**RECORD LIST**
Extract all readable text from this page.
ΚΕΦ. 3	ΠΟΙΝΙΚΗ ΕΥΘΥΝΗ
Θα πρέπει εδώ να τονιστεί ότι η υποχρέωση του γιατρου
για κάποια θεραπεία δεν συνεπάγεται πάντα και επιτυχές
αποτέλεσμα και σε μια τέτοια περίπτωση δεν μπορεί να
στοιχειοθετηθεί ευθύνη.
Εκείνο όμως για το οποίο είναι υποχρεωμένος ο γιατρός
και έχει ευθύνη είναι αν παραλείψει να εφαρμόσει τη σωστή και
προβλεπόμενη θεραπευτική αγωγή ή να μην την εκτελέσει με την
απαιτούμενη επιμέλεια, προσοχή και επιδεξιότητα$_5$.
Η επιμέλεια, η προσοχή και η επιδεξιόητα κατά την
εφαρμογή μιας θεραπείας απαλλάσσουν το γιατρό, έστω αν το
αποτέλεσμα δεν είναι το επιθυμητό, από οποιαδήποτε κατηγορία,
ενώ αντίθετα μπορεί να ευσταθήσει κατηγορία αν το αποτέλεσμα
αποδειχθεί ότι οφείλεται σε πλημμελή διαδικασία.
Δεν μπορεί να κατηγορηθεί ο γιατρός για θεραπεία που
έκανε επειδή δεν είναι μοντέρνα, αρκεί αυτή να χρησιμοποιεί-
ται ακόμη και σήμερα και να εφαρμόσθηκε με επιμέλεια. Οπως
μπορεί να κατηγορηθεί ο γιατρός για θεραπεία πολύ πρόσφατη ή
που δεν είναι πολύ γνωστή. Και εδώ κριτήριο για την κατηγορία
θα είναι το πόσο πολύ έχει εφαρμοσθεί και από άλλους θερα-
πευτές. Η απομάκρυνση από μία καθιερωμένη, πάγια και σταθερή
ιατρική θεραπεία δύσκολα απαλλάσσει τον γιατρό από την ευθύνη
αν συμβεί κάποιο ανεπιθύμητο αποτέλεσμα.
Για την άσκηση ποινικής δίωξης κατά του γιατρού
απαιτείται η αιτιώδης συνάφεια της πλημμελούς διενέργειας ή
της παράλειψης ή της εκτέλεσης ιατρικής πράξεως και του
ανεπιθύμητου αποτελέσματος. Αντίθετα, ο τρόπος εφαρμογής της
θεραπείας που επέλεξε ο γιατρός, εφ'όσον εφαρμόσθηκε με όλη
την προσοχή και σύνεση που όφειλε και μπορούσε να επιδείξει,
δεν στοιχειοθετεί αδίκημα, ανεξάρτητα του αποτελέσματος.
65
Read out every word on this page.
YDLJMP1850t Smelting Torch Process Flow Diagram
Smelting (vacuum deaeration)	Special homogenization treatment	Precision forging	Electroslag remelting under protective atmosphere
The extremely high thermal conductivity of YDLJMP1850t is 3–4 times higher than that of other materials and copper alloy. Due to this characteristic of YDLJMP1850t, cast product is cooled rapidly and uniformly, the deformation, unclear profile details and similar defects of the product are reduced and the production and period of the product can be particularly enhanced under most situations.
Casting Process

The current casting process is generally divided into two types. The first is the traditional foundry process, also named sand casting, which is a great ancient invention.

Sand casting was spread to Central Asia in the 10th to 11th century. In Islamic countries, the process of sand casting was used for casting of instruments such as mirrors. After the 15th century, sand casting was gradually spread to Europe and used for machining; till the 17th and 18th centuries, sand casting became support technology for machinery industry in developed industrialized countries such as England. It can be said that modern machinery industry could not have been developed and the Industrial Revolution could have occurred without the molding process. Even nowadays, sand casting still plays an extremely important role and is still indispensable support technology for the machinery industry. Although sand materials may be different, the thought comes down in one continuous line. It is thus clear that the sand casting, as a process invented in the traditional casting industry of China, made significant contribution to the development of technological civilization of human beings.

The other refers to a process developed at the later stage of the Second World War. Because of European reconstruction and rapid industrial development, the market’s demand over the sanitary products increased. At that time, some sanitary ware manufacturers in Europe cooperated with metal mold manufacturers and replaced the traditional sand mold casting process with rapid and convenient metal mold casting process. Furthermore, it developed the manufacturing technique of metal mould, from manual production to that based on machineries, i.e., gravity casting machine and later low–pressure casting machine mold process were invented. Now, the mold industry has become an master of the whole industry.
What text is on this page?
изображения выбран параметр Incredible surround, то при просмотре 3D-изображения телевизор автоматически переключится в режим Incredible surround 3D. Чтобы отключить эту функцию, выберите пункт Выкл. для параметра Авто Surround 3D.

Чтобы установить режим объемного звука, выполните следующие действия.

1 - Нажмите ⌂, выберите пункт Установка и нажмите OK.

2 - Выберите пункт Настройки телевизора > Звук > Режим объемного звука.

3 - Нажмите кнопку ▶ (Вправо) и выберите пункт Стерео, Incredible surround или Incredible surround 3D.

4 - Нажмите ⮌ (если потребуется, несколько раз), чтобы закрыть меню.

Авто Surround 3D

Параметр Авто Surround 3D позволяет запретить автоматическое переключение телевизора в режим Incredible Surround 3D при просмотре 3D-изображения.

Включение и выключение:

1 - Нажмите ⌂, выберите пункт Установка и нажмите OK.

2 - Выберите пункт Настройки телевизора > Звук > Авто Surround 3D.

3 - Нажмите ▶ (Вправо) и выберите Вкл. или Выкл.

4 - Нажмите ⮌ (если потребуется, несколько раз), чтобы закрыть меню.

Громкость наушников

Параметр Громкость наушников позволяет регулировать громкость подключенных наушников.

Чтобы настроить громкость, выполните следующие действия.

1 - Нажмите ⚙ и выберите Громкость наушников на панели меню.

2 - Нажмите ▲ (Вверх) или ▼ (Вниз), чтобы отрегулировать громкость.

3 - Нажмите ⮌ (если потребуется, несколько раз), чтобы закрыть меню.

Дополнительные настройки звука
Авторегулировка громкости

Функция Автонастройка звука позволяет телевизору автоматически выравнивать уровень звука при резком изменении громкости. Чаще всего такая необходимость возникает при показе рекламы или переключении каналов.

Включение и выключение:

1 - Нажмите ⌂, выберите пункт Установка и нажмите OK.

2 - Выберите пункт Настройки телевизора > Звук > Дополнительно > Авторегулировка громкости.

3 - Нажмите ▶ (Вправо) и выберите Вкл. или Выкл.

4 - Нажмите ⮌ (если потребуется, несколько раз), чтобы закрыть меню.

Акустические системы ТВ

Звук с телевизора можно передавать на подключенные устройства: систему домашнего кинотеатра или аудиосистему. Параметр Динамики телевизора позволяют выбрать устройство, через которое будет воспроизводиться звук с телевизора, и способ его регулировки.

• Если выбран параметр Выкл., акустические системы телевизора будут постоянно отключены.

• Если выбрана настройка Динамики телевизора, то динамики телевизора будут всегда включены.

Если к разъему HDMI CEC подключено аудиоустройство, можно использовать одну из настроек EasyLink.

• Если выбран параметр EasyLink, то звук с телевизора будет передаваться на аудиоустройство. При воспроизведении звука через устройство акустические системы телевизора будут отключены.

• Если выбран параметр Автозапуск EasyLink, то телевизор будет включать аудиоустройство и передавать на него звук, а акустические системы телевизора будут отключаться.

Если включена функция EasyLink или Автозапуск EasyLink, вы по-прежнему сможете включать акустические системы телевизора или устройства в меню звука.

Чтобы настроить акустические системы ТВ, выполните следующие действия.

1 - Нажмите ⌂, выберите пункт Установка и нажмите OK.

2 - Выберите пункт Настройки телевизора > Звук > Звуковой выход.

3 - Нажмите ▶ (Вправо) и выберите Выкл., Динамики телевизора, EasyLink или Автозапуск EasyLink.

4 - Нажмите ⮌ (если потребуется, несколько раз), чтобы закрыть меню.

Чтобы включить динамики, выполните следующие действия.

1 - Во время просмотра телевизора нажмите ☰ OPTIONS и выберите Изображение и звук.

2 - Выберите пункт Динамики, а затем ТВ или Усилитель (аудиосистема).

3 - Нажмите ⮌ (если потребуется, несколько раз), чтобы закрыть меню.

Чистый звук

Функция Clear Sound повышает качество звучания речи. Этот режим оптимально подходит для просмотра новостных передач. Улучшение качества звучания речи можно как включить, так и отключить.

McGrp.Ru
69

**YOUR GOAL**
Your task is to gather every line with the word "text" and copy it.

**IN RESPONSE**
Extract all readable text from this page.
What text is on this page?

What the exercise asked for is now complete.